The records that follow are to be repeated exactly, with the pictures removed.

□ □ □ □ □ □ □

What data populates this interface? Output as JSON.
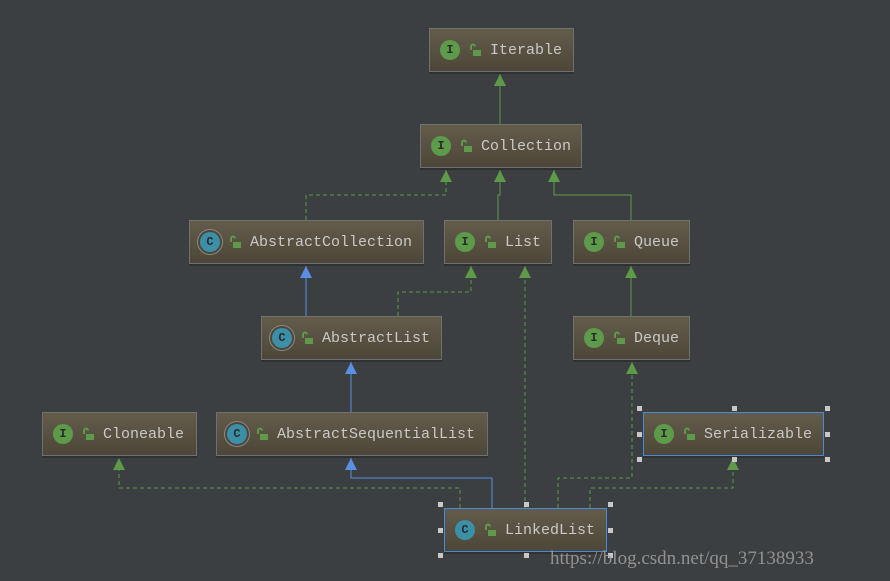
{
  "colors": {
    "background": "#3c3f41",
    "interface_badge": "#5d9a49",
    "class_badge": "#3b8fa6",
    "generalization_edge": "#5a8ee0",
    "realization_edge": "#5d9a49",
    "selection": "#4a88d8"
  },
  "nodes": {
    "iterable": {
      "name": "Iterable",
      "kind": "interface",
      "badge": "I"
    },
    "collection": {
      "name": "Collection",
      "kind": "interface",
      "badge": "I"
    },
    "abstract_collection": {
      "name": "AbstractCollection",
      "kind": "abstract-class",
      "badge": "C"
    },
    "list": {
      "name": "List",
      "kind": "interface",
      "badge": "I"
    },
    "queue": {
      "name": "Queue",
      "kind": "interface",
      "badge": "I"
    },
    "abstract_list": {
      "name": "AbstractList",
      "kind": "abstract-class",
      "badge": "C"
    },
    "deque": {
      "name": "Deque",
      "kind": "interface",
      "badge": "I"
    },
    "cloneable": {
      "name": "Cloneable",
      "kind": "interface",
      "badge": "I"
    },
    "abstract_sequential_list": {
      "name": "AbstractSequentialList",
      "kind": "abstract-class",
      "badge": "C"
    },
    "serializable": {
      "name": "Serializable",
      "kind": "interface",
      "badge": "I",
      "selected": true
    },
    "linked_list": {
      "name": "LinkedList",
      "kind": "class",
      "badge": "C",
      "selected": true
    }
  },
  "edges": [
    {
      "from": "Collection",
      "to": "Iterable",
      "type": "interface-extends"
    },
    {
      "from": "AbstractCollection",
      "to": "Collection",
      "type": "implements"
    },
    {
      "from": "List",
      "to": "Collection",
      "type": "interface-extends"
    },
    {
      "from": "Queue",
      "to": "Collection",
      "type": "interface-extends"
    },
    {
      "from": "AbstractList",
      "to": "AbstractCollection",
      "type": "extends"
    },
    {
      "from": "AbstractList",
      "to": "List",
      "type": "implements"
    },
    {
      "from": "Deque",
      "to": "Queue",
      "type": "interface-extends"
    },
    {
      "from": "AbstractSequentialList",
      "to": "AbstractList",
      "type": "extends"
    },
    {
      "from": "LinkedList",
      "to": "AbstractSequentialList",
      "type": "extends"
    },
    {
      "from": "LinkedList",
      "to": "Cloneable",
      "type": "implements"
    },
    {
      "from": "LinkedList",
      "to": "List",
      "type": "implements"
    },
    {
      "from": "LinkedList",
      "to": "Deque",
      "type": "implements"
    },
    {
      "from": "LinkedList",
      "to": "Serializable",
      "type": "implements"
    }
  ],
  "watermark": "https://blog.csdn.net/qq_37138933"
}
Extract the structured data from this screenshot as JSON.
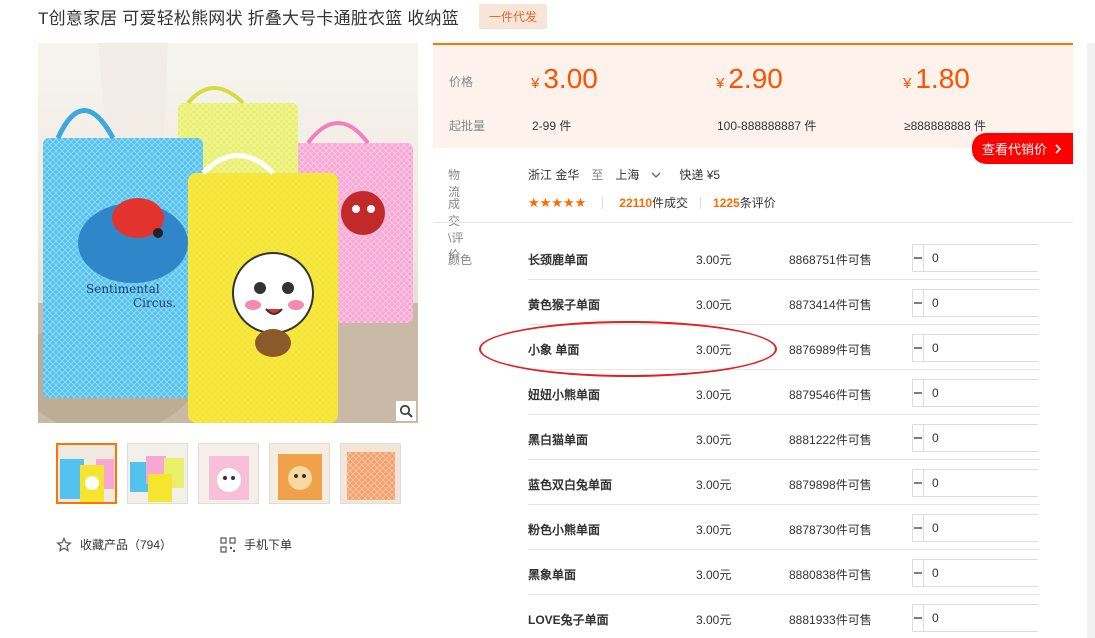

□ □ □ □ □ □ □

*EXPECTED ANSWER*
What data populates this interface? Output as JSON.
{
  "colors": {
    "background": "#3c3f41",
    "interface_badge": "#5d9a49",
    "class_badge": "#3b8fa6",
    "generalization_edge": "#5a8ee0",
    "realization_edge": "#5d9a49",
    "selection": "#4a88d8"
  },
  "nodes": {
    "iterable": {
      "name": "Iterable",
      "kind": "interface",
      "badge": "I"
    },
    "collection": {
      "name": "Collection",
      "kind": "interface",
      "badge": "I"
    },
    "abstract_collection": {
      "name": "AbstractCollection",
      "kind": "abstract-class",
      "badge": "C"
    },
    "list": {
      "name": "List",
      "kind": "interface",
      "badge": "I"
    },
    "queue": {
      "name": "Queue",
      "kind": "interface",
      "badge": "I"
    },
    "abstract_list": {
      "name": "AbstractList",
      "kind": "abstract-class",
      "badge": "C"
    },
    "deque": {
      "name": "Deque",
      "kind": "interface",
      "badge": "I"
    },
    "cloneable": {
      "name": "Cloneable",
      "kind": "interface",
      "badge": "I"
    },
    "abstract_sequential_list": {
      "name": "AbstractSequentialList",
      "kind": "abstract-class",
      "badge": "C"
    },
    "serializable": {
      "name": "Serializable",
      "kind": "interface",
      "badge": "I",
      "selected": true
    },
    "linked_list": {
      "name": "LinkedList",
      "kind": "class",
      "badge": "C",
      "selected": true
    }
  },
  "edges": [
    {
      "from": "Collection",
      "to": "Iterable",
      "type": "interface-extends"
    },
    {
      "from": "AbstractCollection",
      "to": "Collection",
      "type": "implements"
    },
    {
      "from": "List",
      "to": "Collection",
      "type": "interface-extends"
    },
    {
      "from": "Queue",
      "to": "Collection",
      "type": "interface-extends"
    },
    {
      "from": "AbstractList",
      "to": "AbstractCollection",
      "type": "extends"
    },
    {
      "from": "AbstractList",
      "to": "List",
      "type": "implements"
    },
    {
      "from": "Deque",
      "to": "Queue",
      "type": "interface-extends"
    },
    {
      "from": "AbstractSequentialList",
      "to": "AbstractList",
      "type": "extends"
    },
    {
      "from": "LinkedList",
      "to": "AbstractSequentialList",
      "type": "extends"
    },
    {
      "from": "LinkedList",
      "to": "Cloneable",
      "type": "implements"
    },
    {
      "from": "LinkedList",
      "to": "List",
      "type": "implements"
    },
    {
      "from": "LinkedList",
      "to": "Deque",
      "type": "implements"
    },
    {
      "from": "LinkedList",
      "to": "Serializable",
      "type": "implements"
    }
  ],
  "watermark": "https://blog.csdn.net/qq_37138933"
}
Extract the structured data from this screenshot as JSON.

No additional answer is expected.